::: Source records

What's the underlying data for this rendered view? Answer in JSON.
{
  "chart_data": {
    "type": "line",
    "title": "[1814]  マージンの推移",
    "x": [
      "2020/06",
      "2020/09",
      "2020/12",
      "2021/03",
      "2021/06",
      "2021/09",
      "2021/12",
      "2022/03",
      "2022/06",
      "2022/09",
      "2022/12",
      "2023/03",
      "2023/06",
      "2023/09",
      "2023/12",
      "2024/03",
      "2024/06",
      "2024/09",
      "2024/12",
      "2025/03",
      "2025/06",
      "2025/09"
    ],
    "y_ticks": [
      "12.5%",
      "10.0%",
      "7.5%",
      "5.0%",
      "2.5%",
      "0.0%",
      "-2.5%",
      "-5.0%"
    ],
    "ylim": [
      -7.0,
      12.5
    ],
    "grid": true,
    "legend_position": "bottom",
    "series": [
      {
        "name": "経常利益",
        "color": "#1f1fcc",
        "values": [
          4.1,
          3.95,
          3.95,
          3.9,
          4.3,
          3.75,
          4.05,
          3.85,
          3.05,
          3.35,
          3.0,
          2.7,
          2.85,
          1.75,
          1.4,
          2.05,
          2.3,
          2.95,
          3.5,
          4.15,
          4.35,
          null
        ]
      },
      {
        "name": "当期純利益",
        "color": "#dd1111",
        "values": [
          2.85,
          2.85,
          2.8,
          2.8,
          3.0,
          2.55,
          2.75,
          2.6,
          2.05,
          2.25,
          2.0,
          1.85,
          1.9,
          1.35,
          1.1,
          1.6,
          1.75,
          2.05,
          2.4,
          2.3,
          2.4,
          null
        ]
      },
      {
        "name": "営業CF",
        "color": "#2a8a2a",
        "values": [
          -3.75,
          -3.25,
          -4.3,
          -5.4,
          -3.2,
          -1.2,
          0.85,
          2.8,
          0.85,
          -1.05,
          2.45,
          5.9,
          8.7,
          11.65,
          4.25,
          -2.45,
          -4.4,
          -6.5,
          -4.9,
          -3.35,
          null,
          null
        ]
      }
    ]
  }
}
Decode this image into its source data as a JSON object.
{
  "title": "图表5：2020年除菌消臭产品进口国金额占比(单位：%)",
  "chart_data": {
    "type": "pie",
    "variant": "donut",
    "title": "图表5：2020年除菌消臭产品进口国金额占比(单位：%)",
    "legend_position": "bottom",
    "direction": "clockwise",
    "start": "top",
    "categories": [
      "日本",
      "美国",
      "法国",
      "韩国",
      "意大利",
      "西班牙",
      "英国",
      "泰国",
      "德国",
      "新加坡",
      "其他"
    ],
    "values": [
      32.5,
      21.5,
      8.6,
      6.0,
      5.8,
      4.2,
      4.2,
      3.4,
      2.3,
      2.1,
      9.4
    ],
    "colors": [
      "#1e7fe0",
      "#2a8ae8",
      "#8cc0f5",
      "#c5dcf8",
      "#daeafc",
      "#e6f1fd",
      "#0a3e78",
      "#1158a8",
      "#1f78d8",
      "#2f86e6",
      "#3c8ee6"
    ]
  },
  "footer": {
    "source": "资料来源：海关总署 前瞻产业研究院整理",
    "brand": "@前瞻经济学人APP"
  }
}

::::::

_Description of the task_
Provide all the records again, word for word.

_Reply_
What's the underlying data for this rendered view? Answer in JSON.
{
  "chart_data": {
    "type": "line",
    "title": "[1814]  マージンの推移",
    "x": [
      "2020/06",
      "2020/09",
      "2020/12",
      "2021/03",
      "2021/06",
      "2021/09",
      "2021/12",
      "2022/03",
      "2022/06",
      "2022/09",
      "2022/12",
      "2023/03",
      "2023/06",
      "2023/09",
      "2023/12",
      "2024/03",
      "2024/06",
      "2024/09",
      "2024/12",
      "2025/03",
      "2025/06",
      "2025/09"
    ],
    "y_ticks": [
      "12.5%",
      "10.0%",
      "7.5%",
      "5.0%",
      "2.5%",
      "0.0%",
      "-2.5%",
      "-5.0%"
    ],
    "ylim": [
      -7.0,
      12.5
    ],
    "grid": true,
    "legend_position": "bottom",
    "series": [
      {
        "name": "経常利益",
        "color": "#1f1fcc",
        "values": [
          4.1,
          3.95,
          3.95,
          3.9,
          4.3,
          3.75,
          4.05,
          3.85,
          3.05,
          3.35,
          3.0,
          2.7,
          2.85,
          1.75,
          1.4,
          2.05,
          2.3,
          2.95,
          3.5,
          4.15,
          4.35,
          null
        ]
      },
      {
        "name": "当期純利益",
        "color": "#dd1111",
        "values": [
          2.85,
          2.85,
          2.8,
          2.8,
          3.0,
          2.55,
          2.75,
          2.6,
          2.05,
          2.25,
          2.0,
          1.85,
          1.9,
          1.35,
          1.1,
          1.6,
          1.75,
          2.05,
          2.4,
          2.3,
          2.4,
          null
        ]
      },
      {
        "name": "営業CF",
        "color": "#2a8a2a",
        "values": [
          -3.75,
          -3.25,
          -4.3,
          -5.4,
          -3.2,
          -1.2,
          0.85,
          2.8,
          0.85,
          -1.05,
          2.45,
          5.9,
          8.7,
          11.65,
          4.25,
          -2.45,
          -4.4,
          -6.5,
          -4.9,
          -3.35,
          null,
          null
        ]
      }
    ]
  }
}
Decode this image into its source data as a JSON object.
{
  "title": "图表5：2020年除菌消臭产品进口国金额占比(单位：%)",
  "chart_data": {
    "type": "pie",
    "variant": "donut",
    "title": "图表5：2020年除菌消臭产品进口国金额占比(单位：%)",
    "legend_position": "bottom",
    "direction": "clockwise",
    "start": "top",
    "categories": [
      "日本",
      "美国",
      "法国",
      "韩国",
      "意大利",
      "西班牙",
      "英国",
      "泰国",
      "德国",
      "新加坡",
      "其他"
    ],
    "values": [
      32.5,
      21.5,
      8.6,
      6.0,
      5.8,
      4.2,
      4.2,
      3.4,
      2.3,
      2.1,
      9.4
    ],
    "colors": [
      "#1e7fe0",
      "#2a8ae8",
      "#8cc0f5",
      "#c5dcf8",
      "#daeafc",
      "#e6f1fd",
      "#0a3e78",
      "#1158a8",
      "#1f78d8",
      "#2f86e6",
      "#3c8ee6"
    ]
  },
  "footer": {
    "source": "资料来源：海关总署 前瞻产业研究院整理",
    "brand": "@前瞻经济学人APP"
  }
}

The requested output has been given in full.